[Problem]:
Transcribe each of the records below exactly, excluding all pictures.
┄┄┄┄┄┄
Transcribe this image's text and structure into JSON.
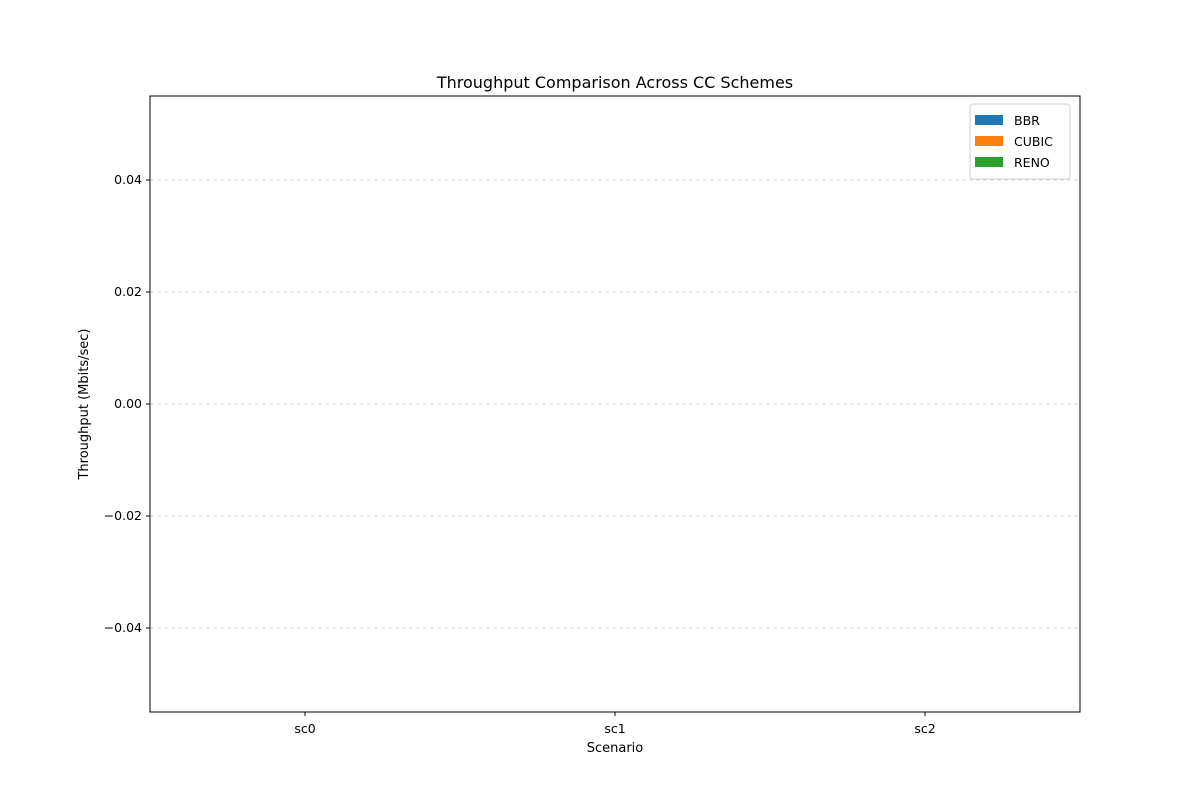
{
  "chart_data": {
    "type": "bar",
    "title": "Throughput Comparison Across CC Schemes",
    "xlabel": "Scenario",
    "ylabel": "Throughput (Mbits/sec)",
    "categories": [
      "sc0",
      "sc1",
      "sc2"
    ],
    "series": [
      {
        "name": "BBR",
        "color": "#1f77b4",
        "values": [
          0,
          0,
          0
        ]
      },
      {
        "name": "CUBIC",
        "color": "#ff7f0e",
        "values": [
          0,
          0,
          0
        ]
      },
      {
        "name": "RENO",
        "color": "#2ca02c",
        "values": [
          0,
          0,
          0
        ]
      }
    ],
    "ylim": [
      -0.055,
      0.055
    ],
    "yticks": [
      {
        "value": -0.04,
        "label": "−0.04"
      },
      {
        "value": -0.02,
        "label": "−0.02"
      },
      {
        "value": 0.0,
        "label": "0.00"
      },
      {
        "value": 0.02,
        "label": "0.02"
      },
      {
        "value": 0.04,
        "label": "0.04"
      }
    ],
    "grid": {
      "y": true,
      "x": false,
      "style": "dashed",
      "color": "#c8c8c8"
    },
    "legend": {
      "placement": "top-right"
    }
  }
}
┄┄┄┄┄┄
[Solved problem]:
Transcribe this image's text and structure into JSON.
{
  "chart_data": {
    "type": "bar",
    "title": "Throughput Comparison Across CC Schemes",
    "xlabel": "Scenario",
    "ylabel": "Throughput (Mbits/sec)",
    "categories": [
      "sc0",
      "sc1",
      "sc2"
    ],
    "series": [
      {
        "name": "BBR",
        "color": "#1f77b4",
        "values": [
          0,
          0,
          0
        ]
      },
      {
        "name": "CUBIC",
        "color": "#ff7f0e",
        "values": [
          0,
          0,
          0
        ]
      },
      {
        "name": "RENO",
        "color": "#2ca02c",
        "values": [
          0,
          0,
          0
        ]
      }
    ],
    "ylim": [
      -0.055,
      0.055
    ],
    "yticks": [
      {
        "value": -0.04,
        "label": "−0.04"
      },
      {
        "value": -0.02,
        "label": "−0.02"
      },
      {
        "value": 0.0,
        "label": "0.00"
      },
      {
        "value": 0.02,
        "label": "0.02"
      },
      {
        "value": 0.04,
        "label": "0.04"
      }
    ],
    "grid": {
      "y": true,
      "x": false,
      "style": "dashed",
      "color": "#c8c8c8"
    },
    "legend": {
      "placement": "top-right"
    }
  }
}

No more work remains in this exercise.